▸ **Set problem**:
Format each line of the records below as one string in a JSON list, with one string per line and any blank lines omitted.

▸ **Input rows**:
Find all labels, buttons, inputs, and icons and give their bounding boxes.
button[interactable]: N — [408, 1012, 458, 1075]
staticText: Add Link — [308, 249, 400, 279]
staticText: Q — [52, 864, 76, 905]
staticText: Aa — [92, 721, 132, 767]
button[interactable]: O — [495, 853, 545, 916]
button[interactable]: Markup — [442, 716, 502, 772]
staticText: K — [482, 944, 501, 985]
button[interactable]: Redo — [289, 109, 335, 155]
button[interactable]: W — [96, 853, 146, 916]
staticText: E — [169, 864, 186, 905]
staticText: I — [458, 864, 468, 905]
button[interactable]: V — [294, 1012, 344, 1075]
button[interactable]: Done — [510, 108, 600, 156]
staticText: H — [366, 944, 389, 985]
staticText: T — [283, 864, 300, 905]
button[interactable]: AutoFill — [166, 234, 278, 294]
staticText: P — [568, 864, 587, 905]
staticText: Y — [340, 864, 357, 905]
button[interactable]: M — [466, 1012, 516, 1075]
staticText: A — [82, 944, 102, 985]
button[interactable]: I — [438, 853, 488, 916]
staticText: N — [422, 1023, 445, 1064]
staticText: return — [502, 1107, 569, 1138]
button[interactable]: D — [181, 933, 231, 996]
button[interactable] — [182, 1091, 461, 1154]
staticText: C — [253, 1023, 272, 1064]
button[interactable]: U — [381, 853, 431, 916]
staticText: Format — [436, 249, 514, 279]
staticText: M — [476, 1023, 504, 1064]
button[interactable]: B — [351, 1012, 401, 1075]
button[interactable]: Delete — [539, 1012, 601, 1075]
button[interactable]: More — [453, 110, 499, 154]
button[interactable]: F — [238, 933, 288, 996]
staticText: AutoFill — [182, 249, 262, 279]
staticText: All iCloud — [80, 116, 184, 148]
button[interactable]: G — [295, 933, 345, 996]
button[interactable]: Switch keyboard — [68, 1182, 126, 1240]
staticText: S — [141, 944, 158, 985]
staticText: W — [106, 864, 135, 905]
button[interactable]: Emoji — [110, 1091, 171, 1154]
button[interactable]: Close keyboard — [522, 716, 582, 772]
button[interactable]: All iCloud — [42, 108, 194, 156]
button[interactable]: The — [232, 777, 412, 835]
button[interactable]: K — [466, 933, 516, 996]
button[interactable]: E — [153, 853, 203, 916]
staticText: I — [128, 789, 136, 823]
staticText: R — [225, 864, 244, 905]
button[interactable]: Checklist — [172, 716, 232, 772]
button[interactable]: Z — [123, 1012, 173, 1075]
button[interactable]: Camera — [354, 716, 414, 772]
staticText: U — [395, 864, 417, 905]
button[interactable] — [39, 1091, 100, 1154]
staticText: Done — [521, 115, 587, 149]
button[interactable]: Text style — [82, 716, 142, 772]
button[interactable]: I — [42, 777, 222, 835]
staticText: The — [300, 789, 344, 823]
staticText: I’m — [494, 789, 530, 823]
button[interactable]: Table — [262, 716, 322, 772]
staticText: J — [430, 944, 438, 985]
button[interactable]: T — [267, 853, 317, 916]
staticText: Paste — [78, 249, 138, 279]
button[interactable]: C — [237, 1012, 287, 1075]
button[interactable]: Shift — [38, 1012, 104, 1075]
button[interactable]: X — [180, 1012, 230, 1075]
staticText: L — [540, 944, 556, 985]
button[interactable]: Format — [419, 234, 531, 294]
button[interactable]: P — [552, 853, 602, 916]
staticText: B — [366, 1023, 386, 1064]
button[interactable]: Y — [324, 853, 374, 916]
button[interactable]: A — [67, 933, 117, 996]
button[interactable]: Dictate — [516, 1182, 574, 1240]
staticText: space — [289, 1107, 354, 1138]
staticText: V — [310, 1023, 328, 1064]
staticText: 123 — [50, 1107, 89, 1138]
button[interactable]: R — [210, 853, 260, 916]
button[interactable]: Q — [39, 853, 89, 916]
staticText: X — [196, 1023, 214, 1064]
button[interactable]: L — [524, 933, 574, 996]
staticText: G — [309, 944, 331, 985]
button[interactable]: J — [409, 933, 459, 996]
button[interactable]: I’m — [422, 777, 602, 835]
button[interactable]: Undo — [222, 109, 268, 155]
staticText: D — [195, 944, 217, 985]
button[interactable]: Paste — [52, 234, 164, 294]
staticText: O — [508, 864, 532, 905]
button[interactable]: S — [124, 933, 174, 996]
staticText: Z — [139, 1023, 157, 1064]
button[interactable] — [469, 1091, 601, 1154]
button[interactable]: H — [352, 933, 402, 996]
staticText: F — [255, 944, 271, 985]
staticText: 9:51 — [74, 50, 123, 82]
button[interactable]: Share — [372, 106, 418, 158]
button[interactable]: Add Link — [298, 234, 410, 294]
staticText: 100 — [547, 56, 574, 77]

▸ **Exercise response**:
[
  "Find all labels, buttons, inputs, and icons and give their bounding boxes.",
  "button[interactable]: N — [408, 1012, 458, 1075]",
  "staticText: Add Link — [308, 249, 400, 279]",
  "staticText: Q — [52, 864, 76, 905]",
  "staticText: Aa — [92, 721, 132, 767]",
  "button[interactable]: O — [495, 853, 545, 916]",
  "button[interactable]: Markup — [442, 716, 502, 772]",
  "staticText: K — [482, 944, 501, 985]",
  "button[interactable]: Redo — [289, 109, 335, 155]",
  "button[interactable]: W — [96, 853, 146, 916]",
  "staticText: E — [169, 864, 186, 905]",
  "staticText: I — [458, 864, 468, 905]",
  "button[interactable]: V — [294, 1012, 344, 1075]",
  "button[interactable]: Done — [510, 108, 600, 156]",
  "staticText: H — [366, 944, 389, 985]",
  "staticText: T — [283, 864, 300, 905]",
  "button[interactable]: AutoFill — [166, 234, 278, 294]",
  "staticText: P — [568, 864, 587, 905]",
  "staticText: Y — [340, 864, 357, 905]",
  "button[interactable]: M — [466, 1012, 516, 1075]",
  "staticText: A — [82, 944, 102, 985]",
  "button[interactable]: I — [438, 853, 488, 916]",
  "staticText: N — [422, 1023, 445, 1064]",
  "staticText: return — [502, 1107, 569, 1138]",
  "button[interactable]: D — [181, 933, 231, 996]",
  "button[interactable] — [182, 1091, 461, 1154]",
  "staticText: C — [253, 1023, 272, 1064]",
  "button[interactable]: U — [381, 853, 431, 916]",
  "staticText: Format — [436, 249, 514, 279]",
  "staticText: M — [476, 1023, 504, 1064]",
  "button[interactable]: B — [351, 1012, 401, 1075]",
  "button[interactable]: Delete — [539, 1012, 601, 1075]",
  "button[interactable]: More — [453, 110, 499, 154]",
  "button[interactable]: F — [238, 933, 288, 996]",
  "staticText: AutoFill — [182, 249, 262, 279]",
  "staticText: All iCloud — [80, 116, 184, 148]",
  "button[interactable]: G — [295, 933, 345, 996]",
  "button[interactable]: Switch keyboard — [68, 1182, 126, 1240]",
  "staticText: S — [141, 944, 158, 985]",
  "staticText: W — [106, 864, 135, 905]",
  "button[interactable]: Emoji — [110, 1091, 171, 1154]",
  "button[interactable]: Close keyboard — [522, 716, 582, 772]",
  "button[interactable]: All iCloud — [42, 108, 194, 156]",
  "button[interactable]: The — [232, 777, 412, 835]",
  "button[interactable]: K — [466, 933, 516, 996]",
  "button[interactable]: E — [153, 853, 203, 916]",
  "staticText: I — [128, 789, 136, 823]",
  "staticText: R — [225, 864, 244, 905]",
  "button[interactable]: Checklist — [172, 716, 232, 772]",
  "button[interactable]: Z — [123, 1012, 173, 1075]",
  "button[interactable]: Camera — [354, 716, 414, 772]",
  "staticText: U — [395, 864, 417, 905]",
  "button[interactable] — [39, 1091, 100, 1154]",
  "staticText: Done — [521, 115, 587, 149]",
  "button[interactable]: Text style — [82, 716, 142, 772]",
  "button[interactable]: I — [42, 777, 222, 835]",
  "staticText: The — [300, 789, 344, 823]",
  "staticText: I’m — [494, 789, 530, 823]",
  "button[interactable]: Table — [262, 716, 322, 772]",
  "staticText: J — [430, 944, 438, 985]",
  "button[interactable]: T — [267, 853, 317, 916]",
  "staticText: Paste — [78, 249, 138, 279]",
  "button[interactable]: C — [237, 1012, 287, 1075]",
  "button[interactable]: Shift — [38, 1012, 104, 1075]",
  "button[interactable]: X — [180, 1012, 230, 1075]",
  "staticText: L — [540, 944, 556, 985]",
  "button[interactable]: Format — [419, 234, 531, 294]",
  "button[interactable]: P — [552, 853, 602, 916]",
  "staticText: B — [366, 1023, 386, 1064]",
  "button[interactable]: Y — [324, 853, 374, 916]",
  "button[interactable]: A — [67, 933, 117, 996]",
  "button[interactable]: Dictate — [516, 1182, 574, 1240]",
  "staticText: space — [289, 1107, 354, 1138]",
  "staticText: V — [310, 1023, 328, 1064]",
  "staticText: 123 — [50, 1107, 89, 1138]",
  "button[interactable]: R — [210, 853, 260, 916]",
  "button[interactable]: Q — [39, 853, 89, 916]",
  "staticText: X — [196, 1023, 214, 1064]",
  "button[interactable]: L — [524, 933, 574, 996]",
  "staticText: G — [309, 944, 331, 985]",
  "button[interactable]: J — [409, 933, 459, 996]",
  "button[interactable]: I’m — [422, 777, 602, 835]",
  "button[interactable]: Undo — [222, 109, 268, 155]",
  "staticText: D — [195, 944, 217, 985]",
  "button[interactable]: Paste — [52, 234, 164, 294]",
  "staticText: O — [508, 864, 532, 905]",
  "button[interactable]: S — [124, 933, 174, 996]",
  "staticText: Z — [139, 1023, 157, 1064]",
  "button[interactable] — [469, 1091, 601, 1154]",
  "button[interactable]: H — [352, 933, 402, 996]",
  "staticText: F — [255, 944, 271, 985]",
  "staticText: 9:51 — [74, 50, 123, 82]",
  "button[interactable]: Share — [372, 106, 418, 158]",
  "button[interactable]: Add Link — [298, 234, 410, 294]",
  "staticText: 100 — [547, 56, 574, 77]"
]